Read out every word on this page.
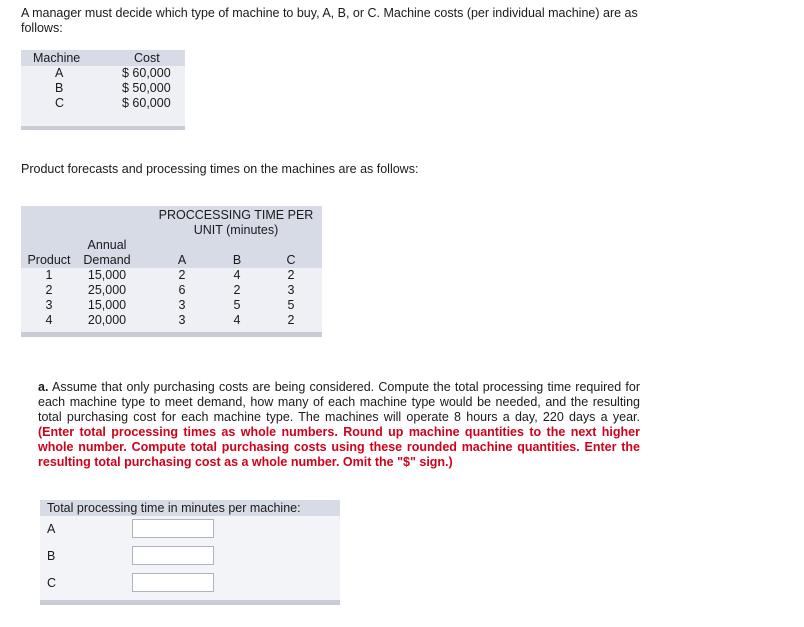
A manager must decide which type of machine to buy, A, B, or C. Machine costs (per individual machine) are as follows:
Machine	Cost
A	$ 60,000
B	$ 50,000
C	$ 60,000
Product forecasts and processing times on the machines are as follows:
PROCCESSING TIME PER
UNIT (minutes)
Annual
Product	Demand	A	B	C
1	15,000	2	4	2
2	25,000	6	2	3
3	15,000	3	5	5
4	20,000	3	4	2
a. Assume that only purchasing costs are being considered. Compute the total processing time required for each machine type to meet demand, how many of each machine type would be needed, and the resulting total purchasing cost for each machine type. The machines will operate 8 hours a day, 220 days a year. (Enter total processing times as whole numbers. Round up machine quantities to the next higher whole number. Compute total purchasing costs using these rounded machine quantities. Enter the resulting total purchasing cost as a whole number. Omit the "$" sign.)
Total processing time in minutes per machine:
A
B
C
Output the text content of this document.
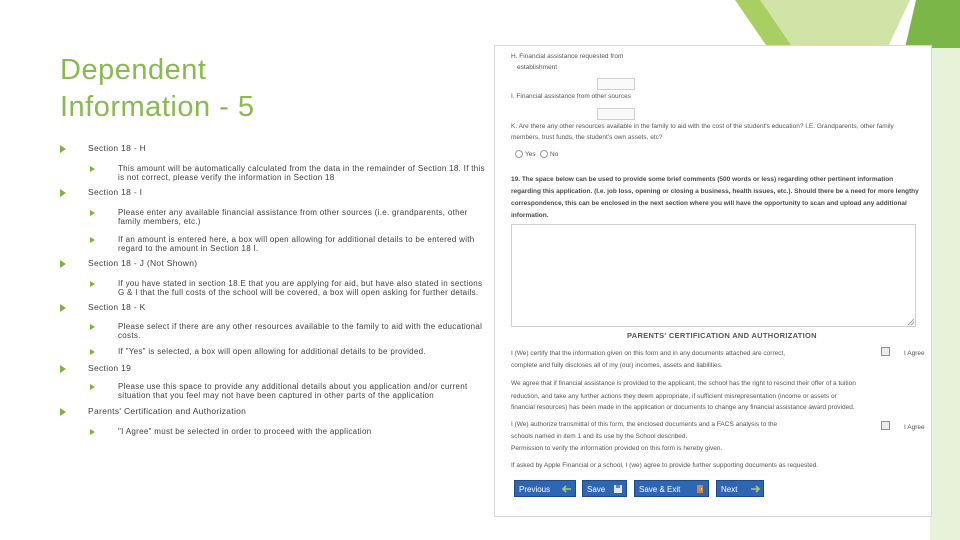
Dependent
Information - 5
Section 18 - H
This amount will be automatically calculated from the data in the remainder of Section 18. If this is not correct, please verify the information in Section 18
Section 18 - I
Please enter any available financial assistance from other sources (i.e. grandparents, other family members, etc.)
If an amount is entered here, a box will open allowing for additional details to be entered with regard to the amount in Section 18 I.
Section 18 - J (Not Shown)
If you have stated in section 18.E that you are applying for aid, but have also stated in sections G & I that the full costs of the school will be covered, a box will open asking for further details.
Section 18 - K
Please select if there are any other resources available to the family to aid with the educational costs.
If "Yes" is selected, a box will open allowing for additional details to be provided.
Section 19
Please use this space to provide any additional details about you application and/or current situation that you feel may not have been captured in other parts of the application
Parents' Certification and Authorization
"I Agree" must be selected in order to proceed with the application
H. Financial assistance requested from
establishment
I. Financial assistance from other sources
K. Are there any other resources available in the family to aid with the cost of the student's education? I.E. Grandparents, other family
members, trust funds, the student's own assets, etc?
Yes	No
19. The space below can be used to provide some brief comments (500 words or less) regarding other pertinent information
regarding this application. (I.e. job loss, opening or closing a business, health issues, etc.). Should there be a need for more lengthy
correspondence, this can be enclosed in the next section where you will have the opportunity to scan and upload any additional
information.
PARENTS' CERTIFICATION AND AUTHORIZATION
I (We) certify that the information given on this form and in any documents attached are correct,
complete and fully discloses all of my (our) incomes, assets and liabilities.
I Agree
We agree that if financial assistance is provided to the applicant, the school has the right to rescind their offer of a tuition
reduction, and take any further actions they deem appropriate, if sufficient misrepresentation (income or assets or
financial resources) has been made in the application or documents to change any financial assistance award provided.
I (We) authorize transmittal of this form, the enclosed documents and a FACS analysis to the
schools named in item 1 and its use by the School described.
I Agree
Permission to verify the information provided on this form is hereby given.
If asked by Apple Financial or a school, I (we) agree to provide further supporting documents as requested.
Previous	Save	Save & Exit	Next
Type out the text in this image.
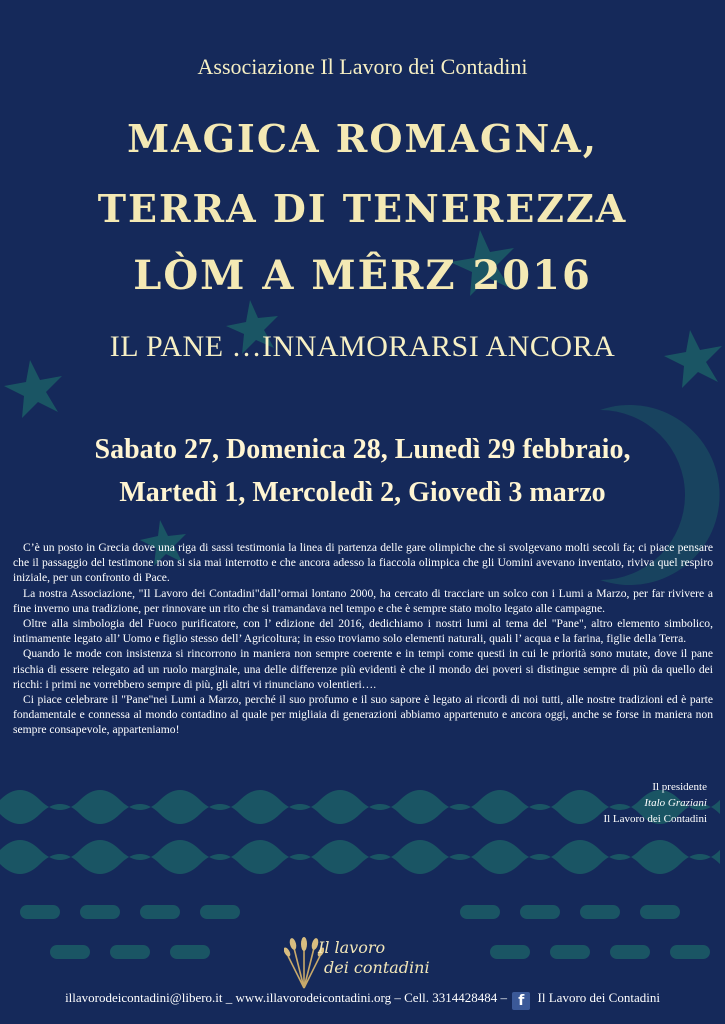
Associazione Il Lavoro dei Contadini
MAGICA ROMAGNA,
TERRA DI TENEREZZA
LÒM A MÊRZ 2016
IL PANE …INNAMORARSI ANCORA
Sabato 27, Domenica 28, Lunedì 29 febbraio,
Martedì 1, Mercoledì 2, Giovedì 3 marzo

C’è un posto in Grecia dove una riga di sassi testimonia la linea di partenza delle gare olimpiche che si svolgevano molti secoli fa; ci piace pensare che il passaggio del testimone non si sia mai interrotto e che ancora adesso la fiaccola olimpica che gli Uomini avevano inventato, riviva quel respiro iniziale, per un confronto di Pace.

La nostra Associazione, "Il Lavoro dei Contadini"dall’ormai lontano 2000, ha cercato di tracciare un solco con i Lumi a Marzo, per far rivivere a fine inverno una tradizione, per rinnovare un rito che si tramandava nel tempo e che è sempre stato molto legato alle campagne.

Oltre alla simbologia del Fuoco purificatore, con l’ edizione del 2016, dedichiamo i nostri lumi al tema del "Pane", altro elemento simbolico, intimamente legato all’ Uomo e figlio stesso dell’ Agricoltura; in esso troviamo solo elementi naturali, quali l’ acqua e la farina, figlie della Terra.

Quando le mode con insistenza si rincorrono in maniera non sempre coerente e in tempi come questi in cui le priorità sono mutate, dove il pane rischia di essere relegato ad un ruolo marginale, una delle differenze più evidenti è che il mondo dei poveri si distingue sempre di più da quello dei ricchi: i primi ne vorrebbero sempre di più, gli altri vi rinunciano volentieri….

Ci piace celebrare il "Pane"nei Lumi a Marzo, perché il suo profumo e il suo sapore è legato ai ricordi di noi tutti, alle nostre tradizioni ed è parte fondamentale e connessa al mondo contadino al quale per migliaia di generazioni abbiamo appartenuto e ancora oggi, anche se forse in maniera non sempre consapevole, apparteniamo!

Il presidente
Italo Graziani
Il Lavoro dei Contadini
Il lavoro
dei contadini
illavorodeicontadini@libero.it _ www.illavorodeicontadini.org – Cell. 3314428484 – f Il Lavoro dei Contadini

* * *

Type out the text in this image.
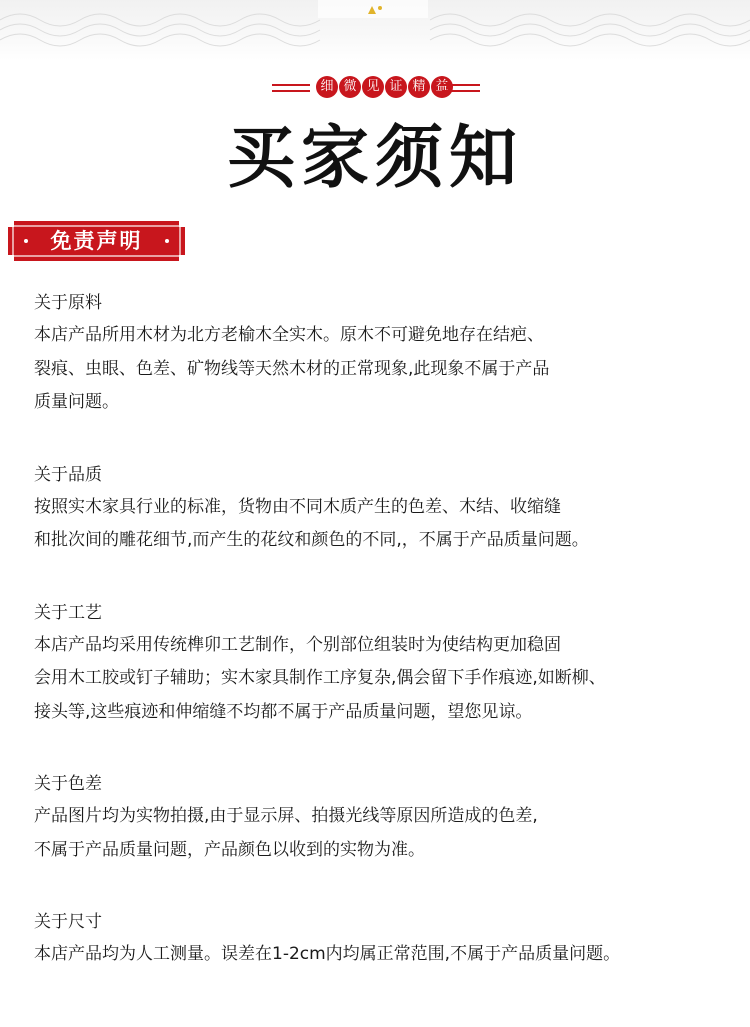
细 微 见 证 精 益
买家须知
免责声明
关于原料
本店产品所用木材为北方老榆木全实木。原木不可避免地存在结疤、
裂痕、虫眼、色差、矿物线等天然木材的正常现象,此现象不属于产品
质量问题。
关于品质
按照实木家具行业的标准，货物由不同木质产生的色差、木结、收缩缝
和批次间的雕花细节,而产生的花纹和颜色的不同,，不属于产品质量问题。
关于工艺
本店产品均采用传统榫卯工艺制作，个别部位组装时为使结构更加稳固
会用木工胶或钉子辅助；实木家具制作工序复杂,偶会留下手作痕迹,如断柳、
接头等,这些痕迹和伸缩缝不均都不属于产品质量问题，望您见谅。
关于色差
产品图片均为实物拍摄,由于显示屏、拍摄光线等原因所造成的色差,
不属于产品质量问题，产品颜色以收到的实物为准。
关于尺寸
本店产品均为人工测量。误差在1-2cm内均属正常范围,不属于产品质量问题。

Short problem —
Identify and copy all lines with the word "that".

Exercise result —
a. Assume that only purchasing costs are being considered. Compute the total processing time required for each machine type to meet demand, how many of each machine type would be needed, and the resulting total purchasing cost for each machine type. The machines will operate 8 hours a day, 220 days a year. (Enter total processing times as whole numbers. Round up machine quantities to the next higher whole number. Compute total purchasing costs using these rounded machine quantities. Enter the resulting total purchasing cost as a whole number. Omit the "$" sign.)
If you have stated in section 18.E that you are applying for aid, but have also stated in sections G & I that the full costs of the school will be covered, a box will open asking for further details.
Please use this space to provide any additional details about you application and/or current situation that you feel may not have been captured in other parts of the application
I (We) certify that the information given on this form and in any documents attached are correct,
We agree that if financial assistance is provided to the applicant, the school has the right to rescind their offer of a tuition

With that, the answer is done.